__Exercise directions__
What follows are records. Restate all of them word for word.

__Excerpted data__
——————————
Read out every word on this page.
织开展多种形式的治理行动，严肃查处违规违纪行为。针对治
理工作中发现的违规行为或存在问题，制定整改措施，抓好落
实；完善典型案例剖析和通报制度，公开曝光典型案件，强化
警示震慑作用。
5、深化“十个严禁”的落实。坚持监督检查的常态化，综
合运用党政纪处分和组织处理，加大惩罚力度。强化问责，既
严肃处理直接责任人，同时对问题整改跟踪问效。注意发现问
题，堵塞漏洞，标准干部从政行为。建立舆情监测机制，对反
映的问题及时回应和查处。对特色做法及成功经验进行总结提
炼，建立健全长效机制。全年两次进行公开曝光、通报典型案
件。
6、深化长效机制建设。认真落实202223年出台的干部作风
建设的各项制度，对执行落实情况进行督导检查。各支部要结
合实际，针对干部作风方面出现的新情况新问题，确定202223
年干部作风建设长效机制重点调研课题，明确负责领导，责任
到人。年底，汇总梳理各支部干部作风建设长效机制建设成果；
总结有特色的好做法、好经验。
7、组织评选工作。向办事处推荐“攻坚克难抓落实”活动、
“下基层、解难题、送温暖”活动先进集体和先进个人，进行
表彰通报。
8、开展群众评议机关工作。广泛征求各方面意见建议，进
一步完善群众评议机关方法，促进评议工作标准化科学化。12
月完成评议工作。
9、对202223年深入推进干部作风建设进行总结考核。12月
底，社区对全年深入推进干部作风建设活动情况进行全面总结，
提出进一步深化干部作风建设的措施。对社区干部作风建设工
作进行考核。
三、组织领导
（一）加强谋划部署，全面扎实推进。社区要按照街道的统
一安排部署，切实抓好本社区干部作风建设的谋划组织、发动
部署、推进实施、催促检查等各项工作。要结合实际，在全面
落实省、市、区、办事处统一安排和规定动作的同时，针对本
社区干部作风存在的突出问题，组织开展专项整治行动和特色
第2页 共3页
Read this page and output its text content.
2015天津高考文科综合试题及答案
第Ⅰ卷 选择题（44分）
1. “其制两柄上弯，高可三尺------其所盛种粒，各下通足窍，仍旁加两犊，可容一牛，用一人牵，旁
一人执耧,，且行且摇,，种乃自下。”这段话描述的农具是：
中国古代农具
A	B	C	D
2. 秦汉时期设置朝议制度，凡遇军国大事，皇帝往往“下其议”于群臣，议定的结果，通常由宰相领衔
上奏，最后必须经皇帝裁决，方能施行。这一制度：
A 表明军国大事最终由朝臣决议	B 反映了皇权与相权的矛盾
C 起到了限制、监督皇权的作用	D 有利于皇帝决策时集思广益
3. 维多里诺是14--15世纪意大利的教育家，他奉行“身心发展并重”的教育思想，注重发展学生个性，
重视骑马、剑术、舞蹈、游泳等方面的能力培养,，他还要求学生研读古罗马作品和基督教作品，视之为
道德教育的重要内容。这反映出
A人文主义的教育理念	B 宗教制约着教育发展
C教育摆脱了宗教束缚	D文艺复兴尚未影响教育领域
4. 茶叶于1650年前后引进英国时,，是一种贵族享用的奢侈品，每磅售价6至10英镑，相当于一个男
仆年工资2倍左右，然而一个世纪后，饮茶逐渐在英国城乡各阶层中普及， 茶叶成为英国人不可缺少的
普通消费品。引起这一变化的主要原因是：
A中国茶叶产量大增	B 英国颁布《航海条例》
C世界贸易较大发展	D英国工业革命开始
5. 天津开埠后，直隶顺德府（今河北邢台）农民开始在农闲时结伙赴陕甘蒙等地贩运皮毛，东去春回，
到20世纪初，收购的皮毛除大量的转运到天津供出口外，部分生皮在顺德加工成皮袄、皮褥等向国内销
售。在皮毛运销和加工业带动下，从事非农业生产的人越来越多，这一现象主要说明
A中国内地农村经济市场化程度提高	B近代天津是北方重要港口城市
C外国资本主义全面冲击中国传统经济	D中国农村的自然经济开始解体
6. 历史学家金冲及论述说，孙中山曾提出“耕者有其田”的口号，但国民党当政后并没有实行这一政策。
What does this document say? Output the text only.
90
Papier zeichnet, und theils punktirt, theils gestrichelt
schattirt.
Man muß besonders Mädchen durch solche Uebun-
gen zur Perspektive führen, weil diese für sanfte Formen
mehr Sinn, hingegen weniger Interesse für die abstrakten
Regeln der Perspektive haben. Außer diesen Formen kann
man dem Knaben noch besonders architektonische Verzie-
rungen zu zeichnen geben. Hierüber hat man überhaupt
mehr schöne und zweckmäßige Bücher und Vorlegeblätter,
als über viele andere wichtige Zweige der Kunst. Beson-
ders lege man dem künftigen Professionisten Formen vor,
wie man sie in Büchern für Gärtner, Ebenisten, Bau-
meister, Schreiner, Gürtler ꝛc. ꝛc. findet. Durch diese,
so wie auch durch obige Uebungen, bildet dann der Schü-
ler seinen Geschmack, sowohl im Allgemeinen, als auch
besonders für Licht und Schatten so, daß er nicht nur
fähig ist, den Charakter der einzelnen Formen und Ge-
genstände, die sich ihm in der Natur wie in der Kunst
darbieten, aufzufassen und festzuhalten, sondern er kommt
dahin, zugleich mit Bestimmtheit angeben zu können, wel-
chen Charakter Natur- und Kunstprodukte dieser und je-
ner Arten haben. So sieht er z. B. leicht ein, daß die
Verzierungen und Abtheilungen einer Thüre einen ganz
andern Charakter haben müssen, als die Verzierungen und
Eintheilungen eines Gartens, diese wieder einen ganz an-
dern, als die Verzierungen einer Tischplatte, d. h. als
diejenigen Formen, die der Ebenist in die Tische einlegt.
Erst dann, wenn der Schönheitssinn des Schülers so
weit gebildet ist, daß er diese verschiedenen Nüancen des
——————————
__Task result__
Read out every word on this page.
织开展多种形式的治理行动，严肃查处违规违纪行为。针对治
理工作中发现的违规行为或存在问题，制定整改措施，抓好落
实；完善典型案例剖析和通报制度，公开曝光典型案件，强化
警示震慑作用。
5、深化“十个严禁”的落实。坚持监督检查的常态化，综
合运用党政纪处分和组织处理，加大惩罚力度。强化问责，既
严肃处理直接责任人，同时对问题整改跟踪问效。注意发现问
题，堵塞漏洞，标准干部从政行为。建立舆情监测机制，对反
映的问题及时回应和查处。对特色做法及成功经验进行总结提
炼，建立健全长效机制。全年两次进行公开曝光、通报典型案
件。
6、深化长效机制建设。认真落实202223年出台的干部作风
建设的各项制度，对执行落实情况进行督导检查。各支部要结
合实际，针对干部作风方面出现的新情况新问题，确定202223
年干部作风建设长效机制重点调研课题，明确负责领导，责任
到人。年底，汇总梳理各支部干部作风建设长效机制建设成果；
总结有特色的好做法、好经验。
7、组织评选工作。向办事处推荐“攻坚克难抓落实”活动、
“下基层、解难题、送温暖”活动先进集体和先进个人，进行
表彰通报。
8、开展群众评议机关工作。广泛征求各方面意见建议，进
一步完善群众评议机关方法，促进评议工作标准化科学化。12
月完成评议工作。
9、对202223年深入推进干部作风建设进行总结考核。12月
底，社区对全年深入推进干部作风建设活动情况进行全面总结，
提出进一步深化干部作风建设的措施。对社区干部作风建设工
作进行考核。
三、组织领导
（一）加强谋划部署，全面扎实推进。社区要按照街道的统
一安排部署，切实抓好本社区干部作风建设的谋划组织、发动
部署、推进实施、催促检查等各项工作。要结合实际，在全面
落实省、市、区、办事处统一安排和规定动作的同时，针对本
社区干部作风存在的突出问题，组织开展专项整治行动和特色
第2页 共3页
Read this page and output its text content.
2015天津高考文科综合试题及答案
第Ⅰ卷 选择题（44分）
1. “其制两柄上弯，高可三尺------其所盛种粒，各下通足窍，仍旁加两犊，可容一牛，用一人牵，旁
一人执耧,，且行且摇,，种乃自下。”这段话描述的农具是：
中国古代农具
A	B	C	D
2. 秦汉时期设置朝议制度，凡遇军国大事，皇帝往往“下其议”于群臣，议定的结果，通常由宰相领衔
上奏，最后必须经皇帝裁决，方能施行。这一制度：
A 表明军国大事最终由朝臣决议	B 反映了皇权与相权的矛盾
C 起到了限制、监督皇权的作用	D 有利于皇帝决策时集思广益
3. 维多里诺是14--15世纪意大利的教育家，他奉行“身心发展并重”的教育思想，注重发展学生个性，
重视骑马、剑术、舞蹈、游泳等方面的能力培养,，他还要求学生研读古罗马作品和基督教作品，视之为
道德教育的重要内容。这反映出
A人文主义的教育理念	B 宗教制约着教育发展
C教育摆脱了宗教束缚	D文艺复兴尚未影响教育领域
4. 茶叶于1650年前后引进英国时,，是一种贵族享用的奢侈品，每磅售价6至10英镑，相当于一个男
仆年工资2倍左右，然而一个世纪后，饮茶逐渐在英国城乡各阶层中普及， 茶叶成为英国人不可缺少的
普通消费品。引起这一变化的主要原因是：
A中国茶叶产量大增	B 英国颁布《航海条例》
C世界贸易较大发展	D英国工业革命开始
5. 天津开埠后，直隶顺德府（今河北邢台）农民开始在农闲时结伙赴陕甘蒙等地贩运皮毛，东去春回，
到20世纪初，收购的皮毛除大量的转运到天津供出口外，部分生皮在顺德加工成皮袄、皮褥等向国内销
售。在皮毛运销和加工业带动下，从事非农业生产的人越来越多，这一现象主要说明
A中国内地农村经济市场化程度提高	B近代天津是北方重要港口城市
C外国资本主义全面冲击中国传统经济	D中国农村的自然经济开始解体
6. 历史学家金冲及论述说，孙中山曾提出“耕者有其田”的口号，但国民党当政后并没有实行这一政策。
What does this document say? Output the text only.
90
Papier zeichnet, und theils punktirt, theils gestrichelt
schattirt.
Man muß besonders Mädchen durch solche Uebun-
gen zur Perspektive führen, weil diese für sanfte Formen
mehr Sinn, hingegen weniger Interesse für die abstrakten
Regeln der Perspektive haben. Außer diesen Formen kann
man dem Knaben noch besonders architektonische Verzie-
rungen zu zeichnen geben. Hierüber hat man überhaupt
mehr schöne und zweckmäßige Bücher und Vorlegeblätter,
als über viele andere wichtige Zweige der Kunst. Beson-
ders lege man dem künftigen Professionisten Formen vor,
wie man sie in Büchern für Gärtner, Ebenisten, Bau-
meister, Schreiner, Gürtler ꝛc. ꝛc. findet. Durch diese,
so wie auch durch obige Uebungen, bildet dann der Schü-
ler seinen Geschmack, sowohl im Allgemeinen, als auch
besonders für Licht und Schatten so, daß er nicht nur
fähig ist, den Charakter der einzelnen Formen und Ge-
genstände, die sich ihm in der Natur wie in der Kunst
darbieten, aufzufassen und festzuhalten, sondern er kommt
dahin, zugleich mit Bestimmtheit angeben zu können, wel-
chen Charakter Natur- und Kunstprodukte dieser und je-
ner Arten haben. So sieht er z. B. leicht ein, daß die
Verzierungen und Abtheilungen einer Thüre einen ganz
andern Charakter haben müssen, als die Verzierungen und
Eintheilungen eines Gartens, diese wieder einen ganz an-
dern, als die Verzierungen einer Tischplatte, d. h. als
diejenigen Formen, die der Ebenist in die Tische einlegt.
Erst dann, wenn der Schönheitssinn des Schülers so
weit gebildet ist, daß er diese verschiedenen Nüancen des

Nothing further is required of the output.